Description of the task – Determine how many lines of the records include "this", and answer with the number alone.

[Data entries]

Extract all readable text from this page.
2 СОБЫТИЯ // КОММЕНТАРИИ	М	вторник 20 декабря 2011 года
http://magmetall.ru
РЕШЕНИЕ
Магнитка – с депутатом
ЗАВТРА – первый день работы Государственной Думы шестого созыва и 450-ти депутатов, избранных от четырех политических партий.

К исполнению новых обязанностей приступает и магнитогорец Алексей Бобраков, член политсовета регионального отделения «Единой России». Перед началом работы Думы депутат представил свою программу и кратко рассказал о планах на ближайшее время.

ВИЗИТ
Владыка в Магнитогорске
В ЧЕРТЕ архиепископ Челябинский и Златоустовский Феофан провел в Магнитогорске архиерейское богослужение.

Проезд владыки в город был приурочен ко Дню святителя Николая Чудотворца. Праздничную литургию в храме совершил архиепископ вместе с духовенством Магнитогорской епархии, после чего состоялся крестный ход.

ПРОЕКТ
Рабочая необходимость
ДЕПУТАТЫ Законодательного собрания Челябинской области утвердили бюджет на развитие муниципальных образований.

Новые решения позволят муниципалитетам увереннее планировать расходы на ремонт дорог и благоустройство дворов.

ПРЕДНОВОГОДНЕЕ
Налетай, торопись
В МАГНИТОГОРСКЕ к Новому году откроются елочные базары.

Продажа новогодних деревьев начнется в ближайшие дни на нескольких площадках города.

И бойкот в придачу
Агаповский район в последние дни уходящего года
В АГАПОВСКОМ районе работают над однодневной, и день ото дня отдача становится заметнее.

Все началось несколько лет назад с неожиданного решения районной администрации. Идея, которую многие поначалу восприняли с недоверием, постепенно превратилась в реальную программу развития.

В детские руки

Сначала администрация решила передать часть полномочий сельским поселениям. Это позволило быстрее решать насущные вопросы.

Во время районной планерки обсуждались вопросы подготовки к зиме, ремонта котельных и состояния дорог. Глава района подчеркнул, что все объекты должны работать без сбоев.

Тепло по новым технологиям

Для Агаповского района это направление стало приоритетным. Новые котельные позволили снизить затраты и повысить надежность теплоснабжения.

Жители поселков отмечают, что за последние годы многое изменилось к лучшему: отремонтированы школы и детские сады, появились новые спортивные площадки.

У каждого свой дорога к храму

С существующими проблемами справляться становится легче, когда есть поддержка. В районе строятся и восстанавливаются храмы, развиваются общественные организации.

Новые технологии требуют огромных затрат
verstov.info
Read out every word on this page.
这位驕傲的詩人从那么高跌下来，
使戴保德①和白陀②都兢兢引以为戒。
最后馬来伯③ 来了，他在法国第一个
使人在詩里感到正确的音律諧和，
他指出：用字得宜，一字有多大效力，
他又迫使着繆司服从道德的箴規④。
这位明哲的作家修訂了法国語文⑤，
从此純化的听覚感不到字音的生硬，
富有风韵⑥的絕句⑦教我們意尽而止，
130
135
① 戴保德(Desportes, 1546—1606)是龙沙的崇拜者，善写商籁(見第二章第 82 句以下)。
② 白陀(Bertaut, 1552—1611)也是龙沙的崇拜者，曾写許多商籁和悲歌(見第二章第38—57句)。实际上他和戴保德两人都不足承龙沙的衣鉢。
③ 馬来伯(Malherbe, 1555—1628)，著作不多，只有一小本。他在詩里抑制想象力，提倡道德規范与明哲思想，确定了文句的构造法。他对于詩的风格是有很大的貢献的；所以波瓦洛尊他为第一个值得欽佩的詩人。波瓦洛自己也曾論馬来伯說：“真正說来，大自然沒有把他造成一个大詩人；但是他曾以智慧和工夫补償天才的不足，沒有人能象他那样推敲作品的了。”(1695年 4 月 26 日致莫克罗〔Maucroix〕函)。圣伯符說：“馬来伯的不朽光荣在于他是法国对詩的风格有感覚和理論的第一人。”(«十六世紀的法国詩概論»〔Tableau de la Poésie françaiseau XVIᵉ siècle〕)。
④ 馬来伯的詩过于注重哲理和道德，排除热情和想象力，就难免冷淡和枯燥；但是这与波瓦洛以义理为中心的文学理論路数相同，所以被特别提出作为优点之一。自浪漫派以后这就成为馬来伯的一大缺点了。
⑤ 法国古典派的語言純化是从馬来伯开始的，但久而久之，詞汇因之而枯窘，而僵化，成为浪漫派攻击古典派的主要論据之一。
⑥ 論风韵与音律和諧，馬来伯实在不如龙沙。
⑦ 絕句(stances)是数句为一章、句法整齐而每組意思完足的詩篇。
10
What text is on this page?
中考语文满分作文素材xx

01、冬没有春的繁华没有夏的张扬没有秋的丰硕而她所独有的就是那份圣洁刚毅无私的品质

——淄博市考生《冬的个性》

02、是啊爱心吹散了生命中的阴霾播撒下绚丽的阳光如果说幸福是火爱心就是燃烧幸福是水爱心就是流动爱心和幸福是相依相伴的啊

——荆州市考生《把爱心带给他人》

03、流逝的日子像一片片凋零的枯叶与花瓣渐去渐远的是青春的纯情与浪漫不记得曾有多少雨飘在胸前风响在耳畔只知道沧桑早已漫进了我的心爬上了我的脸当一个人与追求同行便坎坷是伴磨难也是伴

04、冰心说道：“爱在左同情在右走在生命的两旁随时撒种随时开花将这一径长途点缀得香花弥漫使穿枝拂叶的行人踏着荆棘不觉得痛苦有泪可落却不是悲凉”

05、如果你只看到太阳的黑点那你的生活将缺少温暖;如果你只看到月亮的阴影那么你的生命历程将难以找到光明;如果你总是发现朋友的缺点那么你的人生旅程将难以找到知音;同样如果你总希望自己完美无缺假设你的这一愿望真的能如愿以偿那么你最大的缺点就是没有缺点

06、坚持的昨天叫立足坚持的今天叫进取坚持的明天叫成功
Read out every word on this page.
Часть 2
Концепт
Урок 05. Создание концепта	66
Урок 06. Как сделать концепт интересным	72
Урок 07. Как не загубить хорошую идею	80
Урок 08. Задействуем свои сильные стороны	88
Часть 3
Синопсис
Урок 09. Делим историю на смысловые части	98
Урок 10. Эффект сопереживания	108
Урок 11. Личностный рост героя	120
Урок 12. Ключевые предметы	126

Task output – 4